[Stored entries]

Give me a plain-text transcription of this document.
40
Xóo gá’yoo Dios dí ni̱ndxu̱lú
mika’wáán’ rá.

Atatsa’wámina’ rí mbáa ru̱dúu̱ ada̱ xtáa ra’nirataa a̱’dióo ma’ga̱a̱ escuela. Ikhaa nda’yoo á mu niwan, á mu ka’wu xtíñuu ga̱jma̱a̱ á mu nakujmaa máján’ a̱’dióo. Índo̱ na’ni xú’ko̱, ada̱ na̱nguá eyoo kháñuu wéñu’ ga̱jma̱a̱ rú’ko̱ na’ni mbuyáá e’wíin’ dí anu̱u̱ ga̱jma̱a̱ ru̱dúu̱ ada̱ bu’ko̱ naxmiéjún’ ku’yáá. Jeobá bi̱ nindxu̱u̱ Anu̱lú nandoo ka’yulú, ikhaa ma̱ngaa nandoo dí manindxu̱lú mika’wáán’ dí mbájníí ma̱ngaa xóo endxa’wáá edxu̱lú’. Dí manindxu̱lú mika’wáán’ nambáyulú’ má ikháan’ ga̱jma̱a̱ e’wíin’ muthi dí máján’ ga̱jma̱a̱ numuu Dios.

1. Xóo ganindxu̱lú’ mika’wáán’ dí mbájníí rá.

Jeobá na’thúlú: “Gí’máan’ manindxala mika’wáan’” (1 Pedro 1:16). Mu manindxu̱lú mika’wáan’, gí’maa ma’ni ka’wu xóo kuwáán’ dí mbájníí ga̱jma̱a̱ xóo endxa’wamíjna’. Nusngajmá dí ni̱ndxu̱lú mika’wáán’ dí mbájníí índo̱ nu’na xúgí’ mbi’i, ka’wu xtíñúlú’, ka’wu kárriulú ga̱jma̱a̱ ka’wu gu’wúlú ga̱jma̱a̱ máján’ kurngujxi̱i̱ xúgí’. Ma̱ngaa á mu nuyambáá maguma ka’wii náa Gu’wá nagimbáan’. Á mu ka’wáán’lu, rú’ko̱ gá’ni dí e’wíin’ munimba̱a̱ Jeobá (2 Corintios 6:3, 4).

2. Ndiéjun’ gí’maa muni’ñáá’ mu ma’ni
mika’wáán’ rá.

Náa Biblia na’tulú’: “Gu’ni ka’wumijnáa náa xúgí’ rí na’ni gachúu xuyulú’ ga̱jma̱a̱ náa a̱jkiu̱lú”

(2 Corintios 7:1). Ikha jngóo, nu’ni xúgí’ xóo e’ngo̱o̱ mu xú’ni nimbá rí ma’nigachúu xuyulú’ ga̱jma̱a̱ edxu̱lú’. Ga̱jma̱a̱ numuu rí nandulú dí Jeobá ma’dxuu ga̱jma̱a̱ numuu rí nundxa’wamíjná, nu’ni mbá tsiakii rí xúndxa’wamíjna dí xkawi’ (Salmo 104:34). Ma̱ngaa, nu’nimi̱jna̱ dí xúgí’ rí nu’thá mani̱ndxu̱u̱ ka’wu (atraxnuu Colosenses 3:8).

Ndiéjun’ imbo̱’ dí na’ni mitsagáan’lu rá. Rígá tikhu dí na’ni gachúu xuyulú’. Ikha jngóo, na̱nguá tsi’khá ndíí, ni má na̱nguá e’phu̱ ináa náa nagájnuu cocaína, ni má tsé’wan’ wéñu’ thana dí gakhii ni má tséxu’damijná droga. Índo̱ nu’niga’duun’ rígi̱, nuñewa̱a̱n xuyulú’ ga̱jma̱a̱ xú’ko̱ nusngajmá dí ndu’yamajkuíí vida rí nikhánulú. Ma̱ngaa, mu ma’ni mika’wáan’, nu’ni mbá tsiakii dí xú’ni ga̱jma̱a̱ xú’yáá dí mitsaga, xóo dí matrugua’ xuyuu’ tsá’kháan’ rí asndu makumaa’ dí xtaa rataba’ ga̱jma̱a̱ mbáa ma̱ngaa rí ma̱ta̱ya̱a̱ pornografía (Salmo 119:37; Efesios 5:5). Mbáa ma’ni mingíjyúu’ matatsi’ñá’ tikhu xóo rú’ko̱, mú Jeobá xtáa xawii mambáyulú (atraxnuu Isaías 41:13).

Description of the task: Which lines in the data above contain "endxa"? Show each one.

Written answer:
Atatsa’wámina’ rí mbáa ru̱dúu̱ ada̱ xtáa ra’nirataa a̱’dióo ma’ga̱a̱ escuela. Ikhaa nda’yoo á mu niwan, á mu ka’wu xtíñuu ga̱jma̱a̱ á mu nakujmaa máján’ a̱’dióo. Índo̱ na’ni xú’ko̱, ada̱ na̱nguá eyoo kháñuu wéñu’ ga̱jma̱a̱ rú’ko̱ na’ni mbuyáá e’wíin’ dí anu̱u̱ ga̱jma̱a̱ ru̱dúu̱ ada̱ bu’ko̱ naxmiéjún’ ku’yáá. Jeobá bi̱ nindxu̱u̱ Anu̱lú nandoo ka’yulú, ikhaa ma̱ngaa nandoo dí manindxu̱lú mika’wáán’ dí mbájníí ma̱ngaa xóo endxa’wáá edxu̱lú’. Dí manindxu̱lú mika’wáán’ nambáyulú’ má ikháan’ ga̱jma̱a̱ e’wíin’ muthi dí máján’ ga̱jma̱a̱ numuu Dios.
Jeobá na’thúlú: “Gí’máan’ manindxala mika’wáan’” (1 Pedro 1:16). Mu manindxu̱lú mika’wáan’, gí’maa ma’ni ka’wu xóo kuwáán’ dí mbájníí ga̱jma̱a̱ xóo endxa’wamíjna’. Nusngajmá dí ni̱ndxu̱lú mika’wáán’ dí mbájníí índo̱ nu’na xúgí’ mbi’i, ka’wu xtíñúlú’, ka’wu kárriulú ga̱jma̱a̱ ka’wu gu’wúlú ga̱jma̱a̱ máján’ kurngujxi̱i̱ xúgí’. Ma̱ngaa á mu nuyambáá maguma ka’wii náa Gu’wá nagimbáan’. Á mu ka’wáán’lu, rú’ko̱ gá’ni dí e’wíin’ munimba̱a̱ Jeobá (2 Corintios 6:3, 4).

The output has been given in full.